- **Task to carry out**:
Repeat the listing exactly as given, omitting every image.

(Records that describe figures)
──────
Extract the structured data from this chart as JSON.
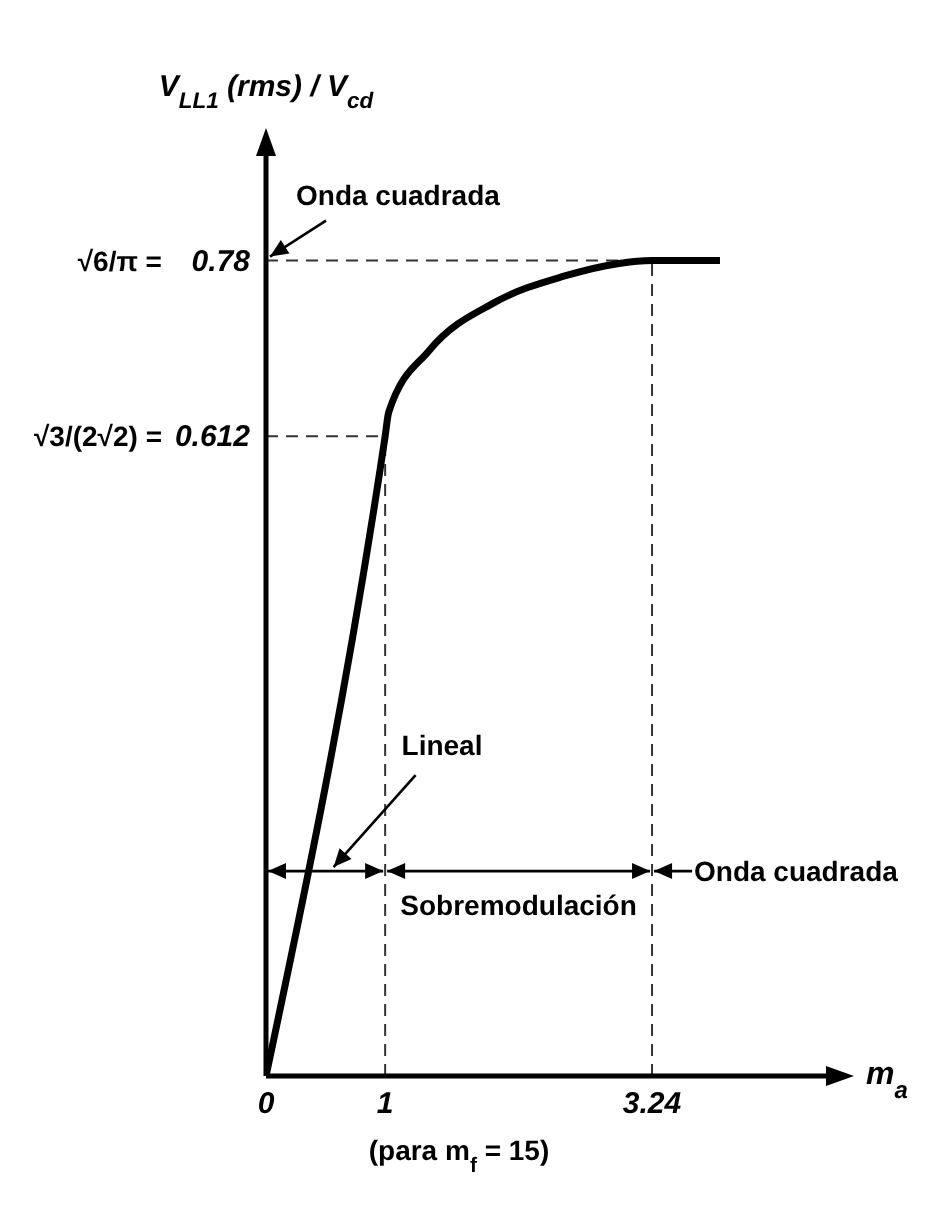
{
  "chart_data": {
    "type": "line",
    "ylabel": "V$_{LL1}$(rms) / V$_{cd}$",
    "xlabel": "m$_{a}$",
    "series": [
      {
        "color": "#000000",
        "x": [
          0,
          1,
          1.03,
          1.37,
          1.92,
          2.5,
          2.95,
          3.24,
          3.81
        ],
        "values": [
          0,
          0.612,
          0.635,
          0.694,
          0.74,
          0.765,
          0.777,
          0.78,
          0.78
        ]
      }
    ],
    "xlim": [
      0,
      4.7
    ],
    "xticks": [
      0,
      1,
      3.24
    ],
    "ylim": [
      0,
      0.88
    ],
    "yticks": [
      0.612,
      0.78
    ],
    "ref_lines": [
      {
        "axis": "y",
        "value": 0.78,
        "line_style": "dashed"
      },
      {
        "axis": "y",
        "value": 0.612,
        "line_style": "dashed"
      },
      {
        "axis": "x",
        "value": 1,
        "line_style": "dashed"
      },
      {
        "axis": "x",
        "value": 3.24,
        "line_style": "dashed"
      }
    ],
    "annotations": [
      {
        "text": "Onda cuadrada",
        "x": 0,
        "y": 0.78
      },
      "Lineal",
      "Sobremodulación",
      {
        "text": "Onda cuadrada",
        "x": 3.24,
        "y": 0.196
      },
      "(para m$_{f}$ = 15)",
      "√3/(2√2) =",
      "√6/π ="
    ],
    "grid": false,
    "marker": "none",
    "line_style": "solid"
  }
}
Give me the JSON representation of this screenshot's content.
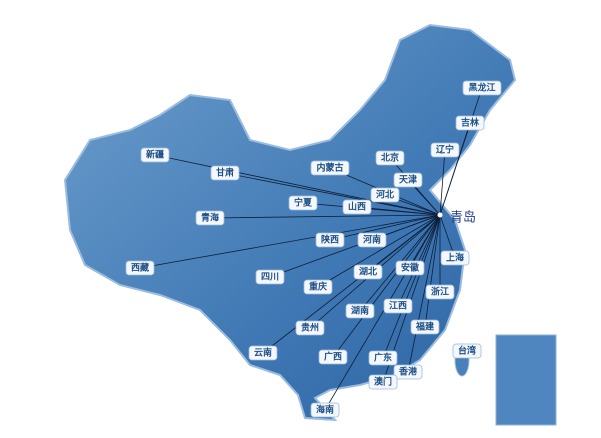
{
  "origin": {
    "label": "青岛"
  },
  "destinations": [
    {
      "label": "黑龙江"
    },
    {
      "label": "吉林"
    },
    {
      "label": "辽宁"
    },
    {
      "label": "北京"
    },
    {
      "label": "天津"
    },
    {
      "label": "内蒙古"
    },
    {
      "label": "新疆"
    },
    {
      "label": "甘肃"
    },
    {
      "label": "宁夏"
    },
    {
      "label": "河北"
    },
    {
      "label": "山西"
    },
    {
      "label": "青海"
    },
    {
      "label": "陕西"
    },
    {
      "label": "河南"
    },
    {
      "label": "西藏"
    },
    {
      "label": "四川"
    },
    {
      "label": "重庆"
    },
    {
      "label": "湖北"
    },
    {
      "label": "安徽"
    },
    {
      "label": "上海"
    },
    {
      "label": "浙江"
    },
    {
      "label": "湖南"
    },
    {
      "label": "江西"
    },
    {
      "label": "贵州"
    },
    {
      "label": "福建"
    },
    {
      "label": "云南"
    },
    {
      "label": "广西"
    },
    {
      "label": "广东"
    },
    {
      "label": "香港"
    },
    {
      "label": "澳门"
    },
    {
      "label": "海南"
    }
  ],
  "extra_regions": [
    {
      "label": "台湾"
    }
  ]
}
──────
- **Problem solution**:
Extract the structured data from this chart as JSON.
{
  "chart_data": {
    "type": "line",
    "ylabel": "V$_{LL1}$(rms) / V$_{cd}$",
    "xlabel": "m$_{a}$",
    "series": [
      {
        "color": "#000000",
        "x": [
          0,
          1,
          1.03,
          1.37,
          1.92,
          2.5,
          2.95,
          3.24,
          3.81
        ],
        "values": [
          0,
          0.612,
          0.635,
          0.694,
          0.74,
          0.765,
          0.777,
          0.78,
          0.78
        ]
      }
    ],
    "xlim": [
      0,
      4.7
    ],
    "xticks": [
      0,
      1,
      3.24
    ],
    "ylim": [
      0,
      0.88
    ],
    "yticks": [
      0.612,
      0.78
    ],
    "ref_lines": [
      {
        "axis": "y",
        "value": 0.78,
        "line_style": "dashed"
      },
      {
        "axis": "y",
        "value": 0.612,
        "line_style": "dashed"
      },
      {
        "axis": "x",
        "value": 1,
        "line_style": "dashed"
      },
      {
        "axis": "x",
        "value": 3.24,
        "line_style": "dashed"
      }
    ],
    "annotations": [
      {
        "text": "Onda cuadrada",
        "x": 0,
        "y": 0.78
      },
      "Lineal",
      "Sobremodulación",
      {
        "text": "Onda cuadrada",
        "x": 3.24,
        "y": 0.196
      },
      "(para m$_{f}$ = 15)",
      "√3/(2√2) =",
      "√6/π ="
    ],
    "grid": false,
    "marker": "none",
    "line_style": "solid"
  }
}
Give me the JSON representation of this screenshot's content.
{
  "origin": {
    "label": "青岛"
  },
  "destinations": [
    {
      "label": "黑龙江"
    },
    {
      "label": "吉林"
    },
    {
      "label": "辽宁"
    },
    {
      "label": "北京"
    },
    {
      "label": "天津"
    },
    {
      "label": "内蒙古"
    },
    {
      "label": "新疆"
    },
    {
      "label": "甘肃"
    },
    {
      "label": "宁夏"
    },
    {
      "label": "河北"
    },
    {
      "label": "山西"
    },
    {
      "label": "青海"
    },
    {
      "label": "陕西"
    },
    {
      "label": "河南"
    },
    {
      "label": "西藏"
    },
    {
      "label": "四川"
    },
    {
      "label": "重庆"
    },
    {
      "label": "湖北"
    },
    {
      "label": "安徽"
    },
    {
      "label": "上海"
    },
    {
      "label": "浙江"
    },
    {
      "label": "湖南"
    },
    {
      "label": "江西"
    },
    {
      "label": "贵州"
    },
    {
      "label": "福建"
    },
    {
      "label": "云南"
    },
    {
      "label": "广西"
    },
    {
      "label": "广东"
    },
    {
      "label": "香港"
    },
    {
      "label": "澳门"
    },
    {
      "label": "海南"
    }
  ],
  "extra_regions": [
    {
      "label": "台湾"
    }
  ]
}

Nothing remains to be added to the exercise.